Repeat each line exactly, leaving nothing out.

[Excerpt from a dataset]
--
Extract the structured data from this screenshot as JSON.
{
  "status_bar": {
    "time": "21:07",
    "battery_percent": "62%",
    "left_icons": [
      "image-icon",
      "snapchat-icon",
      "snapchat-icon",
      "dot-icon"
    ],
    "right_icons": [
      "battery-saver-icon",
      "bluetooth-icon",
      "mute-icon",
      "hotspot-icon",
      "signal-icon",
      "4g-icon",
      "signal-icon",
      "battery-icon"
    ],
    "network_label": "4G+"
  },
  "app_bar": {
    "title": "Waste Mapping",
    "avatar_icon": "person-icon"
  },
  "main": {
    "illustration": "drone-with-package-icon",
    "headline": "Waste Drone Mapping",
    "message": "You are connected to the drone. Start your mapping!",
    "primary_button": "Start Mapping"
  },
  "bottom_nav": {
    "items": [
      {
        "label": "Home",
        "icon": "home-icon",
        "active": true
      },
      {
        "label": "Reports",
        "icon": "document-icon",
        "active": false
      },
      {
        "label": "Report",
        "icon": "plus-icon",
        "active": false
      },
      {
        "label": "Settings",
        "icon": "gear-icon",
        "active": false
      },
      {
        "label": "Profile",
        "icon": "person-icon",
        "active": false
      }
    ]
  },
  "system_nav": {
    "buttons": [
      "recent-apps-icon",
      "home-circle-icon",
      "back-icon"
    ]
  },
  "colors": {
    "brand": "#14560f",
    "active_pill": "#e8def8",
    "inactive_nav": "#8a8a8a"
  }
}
--
Solution to this exercise ▸
Extract the structured data from this screenshot as JSON.
{
  "status_bar": {
    "time": "21:07",
    "battery_percent": "62%",
    "left_icons": [
      "image-icon",
      "snapchat-icon",
      "snapchat-icon",
      "dot-icon"
    ],
    "right_icons": [
      "battery-saver-icon",
      "bluetooth-icon",
      "mute-icon",
      "hotspot-icon",
      "signal-icon",
      "4g-icon",
      "signal-icon",
      "battery-icon"
    ],
    "network_label": "4G+"
  },
  "app_bar": {
    "title": "Waste Mapping",
    "avatar_icon": "person-icon"
  },
  "main": {
    "illustration": "drone-with-package-icon",
    "headline": "Waste Drone Mapping",
    "message": "You are connected to the drone. Start your mapping!",
    "primary_button": "Start Mapping"
  },
  "bottom_nav": {
    "items": [
      {
        "label": "Home",
        "icon": "home-icon",
        "active": true
      },
      {
        "label": "Reports",
        "icon": "document-icon",
        "active": false
      },
      {
        "label": "Report",
        "icon": "plus-icon",
        "active": false
      },
      {
        "label": "Settings",
        "icon": "gear-icon",
        "active": false
      },
      {
        "label": "Profile",
        "icon": "person-icon",
        "active": false
      }
    ]
  },
  "system_nav": {
    "buttons": [
      "recent-apps-icon",
      "home-circle-icon",
      "back-icon"
    ]
  },
  "colors": {
    "brand": "#14560f",
    "active_pill": "#e8def8",
    "inactive_nav": "#8a8a8a"
  }
}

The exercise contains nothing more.